▶ _REQUIRED WORK_: Collect every line below that contains the word "last".

▶ _STORED ROWS_:
/---

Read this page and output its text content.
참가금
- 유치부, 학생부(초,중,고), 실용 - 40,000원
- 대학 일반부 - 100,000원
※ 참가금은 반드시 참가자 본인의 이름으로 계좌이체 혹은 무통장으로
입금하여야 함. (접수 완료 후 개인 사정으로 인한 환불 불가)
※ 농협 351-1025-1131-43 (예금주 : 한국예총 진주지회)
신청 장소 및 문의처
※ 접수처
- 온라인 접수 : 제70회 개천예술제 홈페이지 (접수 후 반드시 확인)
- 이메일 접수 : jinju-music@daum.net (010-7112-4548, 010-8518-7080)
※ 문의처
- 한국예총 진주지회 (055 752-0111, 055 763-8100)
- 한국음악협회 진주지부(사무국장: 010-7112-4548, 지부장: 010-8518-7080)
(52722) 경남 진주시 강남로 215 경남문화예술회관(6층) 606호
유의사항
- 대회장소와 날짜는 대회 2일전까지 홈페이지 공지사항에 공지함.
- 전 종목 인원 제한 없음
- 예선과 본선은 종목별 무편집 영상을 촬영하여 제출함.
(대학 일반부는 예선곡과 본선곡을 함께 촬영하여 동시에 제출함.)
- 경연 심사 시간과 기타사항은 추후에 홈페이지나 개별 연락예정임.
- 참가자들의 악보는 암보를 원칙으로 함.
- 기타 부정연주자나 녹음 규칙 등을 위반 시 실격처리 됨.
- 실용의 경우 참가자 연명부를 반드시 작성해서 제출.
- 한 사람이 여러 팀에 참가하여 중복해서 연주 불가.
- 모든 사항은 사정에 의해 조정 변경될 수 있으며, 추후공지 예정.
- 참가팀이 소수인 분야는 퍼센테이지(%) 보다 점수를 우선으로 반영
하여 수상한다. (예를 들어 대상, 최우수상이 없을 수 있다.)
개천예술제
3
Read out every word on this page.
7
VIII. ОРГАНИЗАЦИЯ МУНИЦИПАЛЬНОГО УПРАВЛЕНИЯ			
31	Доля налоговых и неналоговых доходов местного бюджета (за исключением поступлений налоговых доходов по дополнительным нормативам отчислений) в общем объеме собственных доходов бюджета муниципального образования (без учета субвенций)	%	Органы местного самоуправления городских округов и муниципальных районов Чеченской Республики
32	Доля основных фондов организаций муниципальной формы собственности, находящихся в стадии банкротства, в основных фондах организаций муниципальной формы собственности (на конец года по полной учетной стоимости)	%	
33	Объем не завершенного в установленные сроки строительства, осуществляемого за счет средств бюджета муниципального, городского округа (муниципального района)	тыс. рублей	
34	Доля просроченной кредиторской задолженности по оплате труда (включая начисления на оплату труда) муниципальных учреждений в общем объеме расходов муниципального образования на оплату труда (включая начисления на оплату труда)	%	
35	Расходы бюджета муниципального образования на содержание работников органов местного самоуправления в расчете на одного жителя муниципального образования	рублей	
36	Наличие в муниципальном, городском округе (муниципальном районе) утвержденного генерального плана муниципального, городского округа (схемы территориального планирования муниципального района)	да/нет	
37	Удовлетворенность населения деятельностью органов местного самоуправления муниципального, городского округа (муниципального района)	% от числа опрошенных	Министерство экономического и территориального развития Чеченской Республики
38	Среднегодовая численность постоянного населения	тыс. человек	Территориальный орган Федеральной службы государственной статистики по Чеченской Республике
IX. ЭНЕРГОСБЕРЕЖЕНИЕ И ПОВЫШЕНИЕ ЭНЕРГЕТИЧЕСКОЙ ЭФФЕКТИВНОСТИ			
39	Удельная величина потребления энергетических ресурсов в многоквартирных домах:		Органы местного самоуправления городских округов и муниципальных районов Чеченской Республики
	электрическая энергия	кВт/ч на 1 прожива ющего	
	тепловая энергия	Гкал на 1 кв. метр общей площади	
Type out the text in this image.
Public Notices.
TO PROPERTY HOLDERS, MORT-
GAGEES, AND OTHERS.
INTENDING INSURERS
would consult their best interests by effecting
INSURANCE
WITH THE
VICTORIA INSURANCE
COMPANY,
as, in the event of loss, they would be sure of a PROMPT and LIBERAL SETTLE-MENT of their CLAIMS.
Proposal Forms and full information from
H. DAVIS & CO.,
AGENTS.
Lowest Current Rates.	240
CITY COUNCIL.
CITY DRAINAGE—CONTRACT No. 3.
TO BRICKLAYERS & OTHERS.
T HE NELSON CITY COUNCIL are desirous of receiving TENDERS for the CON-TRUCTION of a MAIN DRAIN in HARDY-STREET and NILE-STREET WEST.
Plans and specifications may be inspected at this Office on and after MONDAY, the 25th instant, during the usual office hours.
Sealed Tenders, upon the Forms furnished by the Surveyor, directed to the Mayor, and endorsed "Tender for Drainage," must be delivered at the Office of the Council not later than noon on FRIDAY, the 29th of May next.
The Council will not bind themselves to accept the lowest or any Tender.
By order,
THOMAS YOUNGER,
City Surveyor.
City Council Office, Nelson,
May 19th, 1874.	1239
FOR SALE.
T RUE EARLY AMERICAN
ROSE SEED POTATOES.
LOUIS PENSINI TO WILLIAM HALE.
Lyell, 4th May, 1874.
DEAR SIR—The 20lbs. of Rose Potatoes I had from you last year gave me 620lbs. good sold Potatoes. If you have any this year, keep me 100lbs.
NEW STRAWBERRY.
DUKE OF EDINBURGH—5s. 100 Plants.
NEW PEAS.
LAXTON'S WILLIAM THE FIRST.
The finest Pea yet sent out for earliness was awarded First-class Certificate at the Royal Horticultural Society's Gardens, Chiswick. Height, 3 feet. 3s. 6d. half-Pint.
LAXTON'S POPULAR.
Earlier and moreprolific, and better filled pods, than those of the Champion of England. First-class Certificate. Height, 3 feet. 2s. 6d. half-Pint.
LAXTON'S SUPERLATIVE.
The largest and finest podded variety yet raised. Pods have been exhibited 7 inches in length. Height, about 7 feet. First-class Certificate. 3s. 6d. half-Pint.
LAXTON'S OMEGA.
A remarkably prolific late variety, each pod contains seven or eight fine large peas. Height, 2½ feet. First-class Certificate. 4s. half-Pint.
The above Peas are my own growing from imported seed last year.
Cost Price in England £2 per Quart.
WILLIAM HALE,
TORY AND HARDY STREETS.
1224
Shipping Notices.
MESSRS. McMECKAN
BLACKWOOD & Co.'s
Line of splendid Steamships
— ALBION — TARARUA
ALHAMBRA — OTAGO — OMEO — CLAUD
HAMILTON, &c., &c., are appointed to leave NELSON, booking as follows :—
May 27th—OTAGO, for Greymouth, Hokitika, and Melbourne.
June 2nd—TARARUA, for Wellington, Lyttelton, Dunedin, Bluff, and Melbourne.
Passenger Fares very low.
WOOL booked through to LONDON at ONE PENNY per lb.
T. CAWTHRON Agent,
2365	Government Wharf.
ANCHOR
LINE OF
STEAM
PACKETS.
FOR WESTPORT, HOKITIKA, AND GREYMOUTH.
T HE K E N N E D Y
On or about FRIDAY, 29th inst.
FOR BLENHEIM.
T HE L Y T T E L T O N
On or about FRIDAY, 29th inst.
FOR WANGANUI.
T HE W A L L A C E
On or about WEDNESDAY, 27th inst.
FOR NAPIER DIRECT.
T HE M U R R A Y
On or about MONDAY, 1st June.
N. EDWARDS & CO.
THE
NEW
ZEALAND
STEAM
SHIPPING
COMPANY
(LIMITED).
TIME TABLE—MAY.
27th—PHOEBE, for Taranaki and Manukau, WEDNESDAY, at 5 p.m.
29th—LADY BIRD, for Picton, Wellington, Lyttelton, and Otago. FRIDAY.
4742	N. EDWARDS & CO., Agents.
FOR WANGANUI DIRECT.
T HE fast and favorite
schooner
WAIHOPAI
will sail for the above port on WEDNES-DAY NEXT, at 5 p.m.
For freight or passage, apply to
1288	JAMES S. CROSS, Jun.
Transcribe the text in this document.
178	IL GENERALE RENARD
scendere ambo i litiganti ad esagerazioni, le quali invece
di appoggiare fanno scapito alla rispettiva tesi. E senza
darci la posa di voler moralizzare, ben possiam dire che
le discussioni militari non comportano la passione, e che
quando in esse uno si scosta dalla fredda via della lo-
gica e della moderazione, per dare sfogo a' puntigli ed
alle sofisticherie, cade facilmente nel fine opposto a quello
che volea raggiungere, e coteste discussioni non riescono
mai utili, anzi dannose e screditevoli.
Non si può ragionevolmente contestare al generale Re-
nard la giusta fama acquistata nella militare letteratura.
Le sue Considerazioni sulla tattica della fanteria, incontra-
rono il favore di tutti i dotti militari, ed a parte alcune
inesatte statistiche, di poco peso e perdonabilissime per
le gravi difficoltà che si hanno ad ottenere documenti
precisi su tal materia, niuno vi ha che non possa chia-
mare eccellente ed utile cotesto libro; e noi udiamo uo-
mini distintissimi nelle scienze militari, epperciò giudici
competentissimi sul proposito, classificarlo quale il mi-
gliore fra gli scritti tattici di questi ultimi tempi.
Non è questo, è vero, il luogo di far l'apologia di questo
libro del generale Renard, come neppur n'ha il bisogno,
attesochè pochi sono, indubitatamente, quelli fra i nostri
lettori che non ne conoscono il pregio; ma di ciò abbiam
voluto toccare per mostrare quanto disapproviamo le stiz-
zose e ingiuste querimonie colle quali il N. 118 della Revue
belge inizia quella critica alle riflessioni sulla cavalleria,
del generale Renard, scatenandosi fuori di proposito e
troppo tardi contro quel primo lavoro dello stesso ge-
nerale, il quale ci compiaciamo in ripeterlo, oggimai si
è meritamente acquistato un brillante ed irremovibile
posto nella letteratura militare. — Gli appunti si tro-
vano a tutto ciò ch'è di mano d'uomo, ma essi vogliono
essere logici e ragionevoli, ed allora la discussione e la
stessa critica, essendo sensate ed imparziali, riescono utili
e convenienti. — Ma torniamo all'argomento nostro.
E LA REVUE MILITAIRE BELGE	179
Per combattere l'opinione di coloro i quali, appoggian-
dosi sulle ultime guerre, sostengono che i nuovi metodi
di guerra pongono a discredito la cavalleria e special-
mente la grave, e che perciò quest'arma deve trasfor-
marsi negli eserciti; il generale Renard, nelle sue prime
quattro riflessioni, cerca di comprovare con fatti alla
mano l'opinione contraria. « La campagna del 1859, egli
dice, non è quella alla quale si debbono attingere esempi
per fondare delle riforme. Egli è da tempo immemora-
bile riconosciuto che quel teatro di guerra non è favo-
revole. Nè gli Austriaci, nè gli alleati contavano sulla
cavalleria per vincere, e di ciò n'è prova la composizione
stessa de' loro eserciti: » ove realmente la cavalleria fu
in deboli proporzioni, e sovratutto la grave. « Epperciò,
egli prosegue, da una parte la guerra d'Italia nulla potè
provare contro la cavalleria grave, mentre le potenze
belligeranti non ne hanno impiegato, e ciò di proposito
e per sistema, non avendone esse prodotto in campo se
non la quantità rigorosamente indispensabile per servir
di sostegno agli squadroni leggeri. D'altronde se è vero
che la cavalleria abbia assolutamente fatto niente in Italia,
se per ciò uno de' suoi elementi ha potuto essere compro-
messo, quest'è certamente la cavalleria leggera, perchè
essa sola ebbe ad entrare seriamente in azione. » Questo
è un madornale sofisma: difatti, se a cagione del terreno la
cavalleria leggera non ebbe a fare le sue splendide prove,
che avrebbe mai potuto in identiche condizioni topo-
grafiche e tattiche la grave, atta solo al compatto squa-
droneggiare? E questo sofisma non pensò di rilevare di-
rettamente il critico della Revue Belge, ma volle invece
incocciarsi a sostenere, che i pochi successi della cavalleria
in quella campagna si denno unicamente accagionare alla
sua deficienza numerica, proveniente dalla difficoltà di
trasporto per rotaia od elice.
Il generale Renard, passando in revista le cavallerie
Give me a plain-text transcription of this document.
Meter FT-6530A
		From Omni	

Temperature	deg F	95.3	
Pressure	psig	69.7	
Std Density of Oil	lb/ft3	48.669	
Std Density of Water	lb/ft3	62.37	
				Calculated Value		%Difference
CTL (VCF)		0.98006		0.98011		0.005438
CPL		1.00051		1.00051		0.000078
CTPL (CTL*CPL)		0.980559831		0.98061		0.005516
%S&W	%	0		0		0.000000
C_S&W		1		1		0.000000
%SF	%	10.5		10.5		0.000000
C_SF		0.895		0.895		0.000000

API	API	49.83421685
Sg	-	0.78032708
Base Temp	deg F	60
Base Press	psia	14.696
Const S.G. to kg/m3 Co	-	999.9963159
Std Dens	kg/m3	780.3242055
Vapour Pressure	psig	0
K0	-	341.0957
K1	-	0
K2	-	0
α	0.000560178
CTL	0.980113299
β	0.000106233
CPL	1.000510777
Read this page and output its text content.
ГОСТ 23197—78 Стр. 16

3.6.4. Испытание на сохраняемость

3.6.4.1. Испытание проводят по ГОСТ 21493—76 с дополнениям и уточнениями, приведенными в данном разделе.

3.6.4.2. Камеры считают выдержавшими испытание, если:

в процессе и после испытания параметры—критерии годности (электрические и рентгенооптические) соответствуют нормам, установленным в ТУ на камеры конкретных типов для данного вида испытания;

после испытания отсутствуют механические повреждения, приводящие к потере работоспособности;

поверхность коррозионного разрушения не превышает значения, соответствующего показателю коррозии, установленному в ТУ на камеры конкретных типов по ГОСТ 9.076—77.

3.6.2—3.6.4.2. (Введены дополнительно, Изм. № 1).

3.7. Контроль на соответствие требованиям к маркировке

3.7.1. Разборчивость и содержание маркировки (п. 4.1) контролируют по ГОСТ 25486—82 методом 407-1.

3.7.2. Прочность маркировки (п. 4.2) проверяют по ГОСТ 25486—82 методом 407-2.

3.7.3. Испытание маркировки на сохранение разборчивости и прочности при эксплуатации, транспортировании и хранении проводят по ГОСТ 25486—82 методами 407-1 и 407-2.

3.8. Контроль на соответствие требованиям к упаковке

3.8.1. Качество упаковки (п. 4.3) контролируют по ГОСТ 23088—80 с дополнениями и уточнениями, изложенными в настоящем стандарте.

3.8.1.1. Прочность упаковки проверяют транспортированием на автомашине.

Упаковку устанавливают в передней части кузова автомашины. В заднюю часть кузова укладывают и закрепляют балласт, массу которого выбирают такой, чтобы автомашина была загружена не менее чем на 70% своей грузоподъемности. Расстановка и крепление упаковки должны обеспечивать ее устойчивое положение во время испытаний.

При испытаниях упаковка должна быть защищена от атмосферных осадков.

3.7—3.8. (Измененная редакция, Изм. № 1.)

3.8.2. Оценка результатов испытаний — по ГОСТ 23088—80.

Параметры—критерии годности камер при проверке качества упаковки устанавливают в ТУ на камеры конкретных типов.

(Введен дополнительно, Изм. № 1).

\---

▶ _THE REPLY_:
DEAR SIR—The 20lbs. of Rose Potatoes I had from you last year gave me 620lbs. good sold Potatoes. If you have any this year, keep me 100lbs.
The above Peas are my own growing from imported seed last year.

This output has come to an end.